====== Dataset content ======
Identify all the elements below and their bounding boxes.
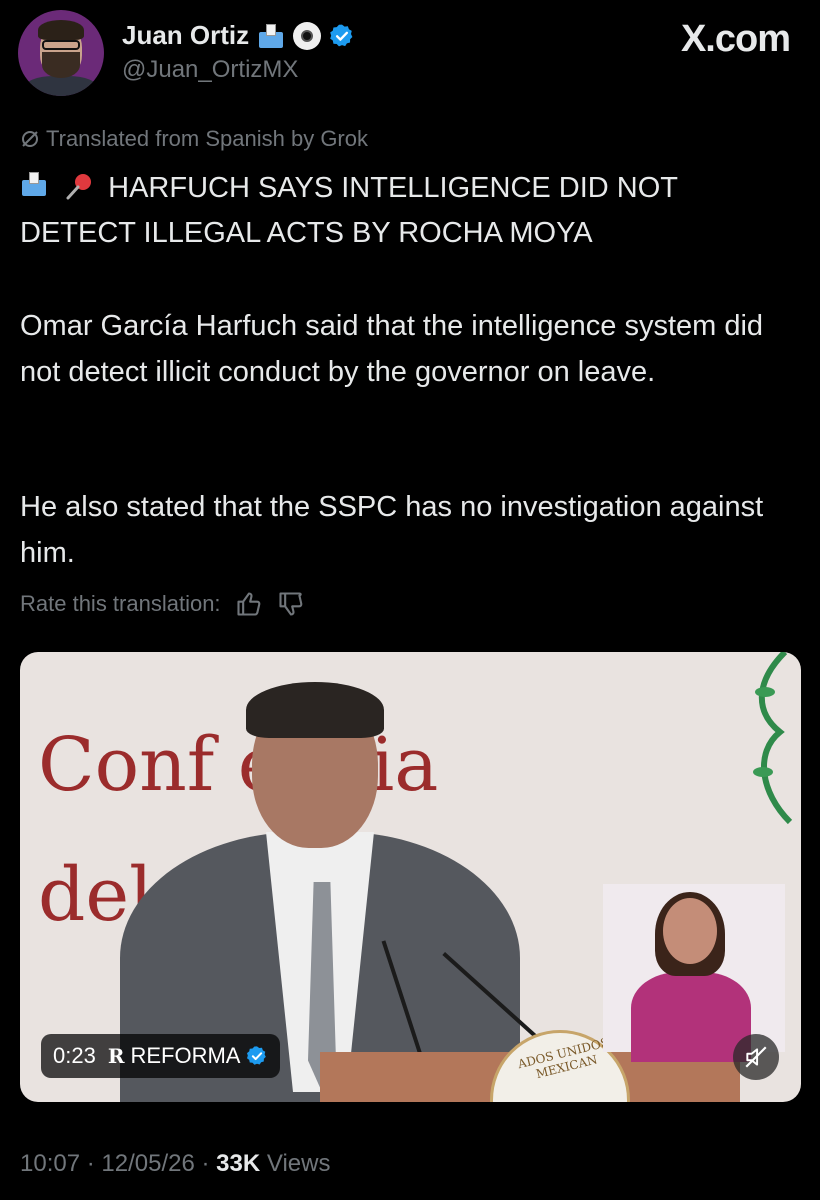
ballot-box-icon xyxy=(20,172,50,202)
translated-notice: Translated from Spanish by Grok xyxy=(20,126,368,152)
verified-icon xyxy=(247,1046,267,1065)
muted-speaker-icon xyxy=(745,1046,767,1068)
rate-translation: Rate this translation: xyxy=(20,590,305,618)
headline-text: HARFUCH SAYS INTELLIGENCE DID NOT DETECT… xyxy=(20,172,678,249)
video-info-badge: 0:23 R REFORMA xyxy=(41,1034,281,1078)
video-player[interactable]: Conf encia del o ADOS UNIDOS MEXICAN 0:2… xyxy=(20,652,801,1102)
thumbs-up-icon[interactable] xyxy=(235,590,263,618)
video-timestamp: 0:23 xyxy=(53,1043,96,1068)
verified-icon xyxy=(330,24,353,46)
backdrop-text-1: Conf encia xyxy=(38,722,439,808)
translated-label: Translated from Spanish by Grok xyxy=(46,126,368,151)
thumbs-down-icon[interactable] xyxy=(277,590,305,618)
tweet-headline: HARFUCH SAYS INTELLIGENCE DID NOT DETECT… xyxy=(20,166,800,256)
tweet-paragraph-2: He also stated that the SSPC has no inve… xyxy=(20,491,764,569)
tweet-meta: 10:07 · 12/05/26 · 33K Views xyxy=(20,1150,331,1177)
leaf-decoration xyxy=(753,652,793,825)
video-source: R REFORMA xyxy=(108,1043,269,1069)
avatar[interactable] xyxy=(18,10,104,96)
pushpin-icon xyxy=(66,174,92,200)
tweet-header: Juan Ortiz @Juan_OrtizMX X.com xyxy=(18,10,802,100)
ballot-box-icon xyxy=(257,23,285,48)
author-name-row: Juan Ortiz xyxy=(122,20,355,51)
rate-label: Rate this translation: xyxy=(20,591,221,616)
source-logo: R xyxy=(107,1044,125,1068)
mute-button[interactable] xyxy=(733,1034,779,1080)
views-count: 33K xyxy=(216,1150,261,1177)
eye-icon xyxy=(293,21,322,50)
translate-icon xyxy=(22,131,38,147)
author-name[interactable]: Juan Ortiz xyxy=(122,20,249,51)
author-handle[interactable]: @Juan_OrtizMX xyxy=(122,56,298,84)
x-logo: X.com xyxy=(680,18,791,60)
views-label: Views xyxy=(266,1150,331,1177)
tweet-time[interactable]: 10:07 xyxy=(20,1150,80,1177)
tweet-paragraph-1: Omar García Harfuch said that the intell… xyxy=(20,310,764,388)
tweet-date[interactable]: 12/05/26 xyxy=(101,1150,194,1177)
source-name: REFORMA xyxy=(130,1043,241,1068)
sign-language-interpreter-inset xyxy=(603,884,785,1062)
======
* Problem details
Return every line of the listing above verbatim, leaving out the pictures.

* Exercise result
Identify all the elements below and their bounding boxes.
ballot-box-icon xyxy=(20,172,50,202)
translated-notice: Translated from Spanish by Grok xyxy=(20,126,368,152)
verified-icon xyxy=(247,1046,267,1065)
muted-speaker-icon xyxy=(745,1046,767,1068)
rate-translation: Rate this translation: xyxy=(20,590,305,618)
headline-text: HARFUCH SAYS INTELLIGENCE DID NOT DETECT… xyxy=(20,172,678,249)
video-info-badge: 0:23 R REFORMA xyxy=(41,1034,281,1078)
video-player[interactable]: Conf encia del o ADOS UNIDOS MEXICAN 0:2… xyxy=(20,652,801,1102)
thumbs-up-icon[interactable] xyxy=(235,590,263,618)
video-timestamp: 0:23 xyxy=(53,1043,96,1068)
verified-icon xyxy=(330,24,353,46)
backdrop-text-1: Conf encia xyxy=(38,722,439,808)
translated-label: Translated from Spanish by Grok xyxy=(46,126,368,151)
thumbs-down-icon[interactable] xyxy=(277,590,305,618)
tweet-headline: HARFUCH SAYS INTELLIGENCE DID NOT DETECT… xyxy=(20,166,800,256)
tweet-paragraph-2: He also stated that the SSPC has no inve… xyxy=(20,491,764,569)
tweet-meta: 10:07 · 12/05/26 · 33K Views xyxy=(20,1150,331,1177)
leaf-decoration xyxy=(753,652,793,825)
video-source: R REFORMA xyxy=(108,1043,269,1069)
avatar[interactable] xyxy=(18,10,104,96)
pushpin-icon xyxy=(66,174,92,200)
tweet-header: Juan Ortiz @Juan_OrtizMX X.com xyxy=(18,10,802,100)
ballot-box-icon xyxy=(257,23,285,48)
author-name-row: Juan Ortiz xyxy=(122,20,355,51)
rate-label: Rate this translation: xyxy=(20,591,221,616)
source-logo: R xyxy=(107,1044,125,1068)
mute-button[interactable] xyxy=(733,1034,779,1080)
views-count: 33K xyxy=(216,1150,261,1177)
eye-icon xyxy=(293,21,322,50)
translate-icon xyxy=(22,131,38,147)
author-name[interactable]: Juan Ortiz xyxy=(122,20,249,51)
author-handle[interactable]: @Juan_OrtizMX xyxy=(122,56,298,84)
x-logo: X.com xyxy=(680,18,791,60)
views-label: Views xyxy=(266,1150,331,1177)
tweet-time[interactable]: 10:07 xyxy=(20,1150,80,1177)
tweet-paragraph-1: Omar García Harfuch said that the intell… xyxy=(20,310,764,388)
tweet-date[interactable]: 12/05/26 xyxy=(101,1150,194,1177)
source-name: REFORMA xyxy=(130,1043,241,1068)
sign-language-interpreter-inset xyxy=(603,884,785,1062)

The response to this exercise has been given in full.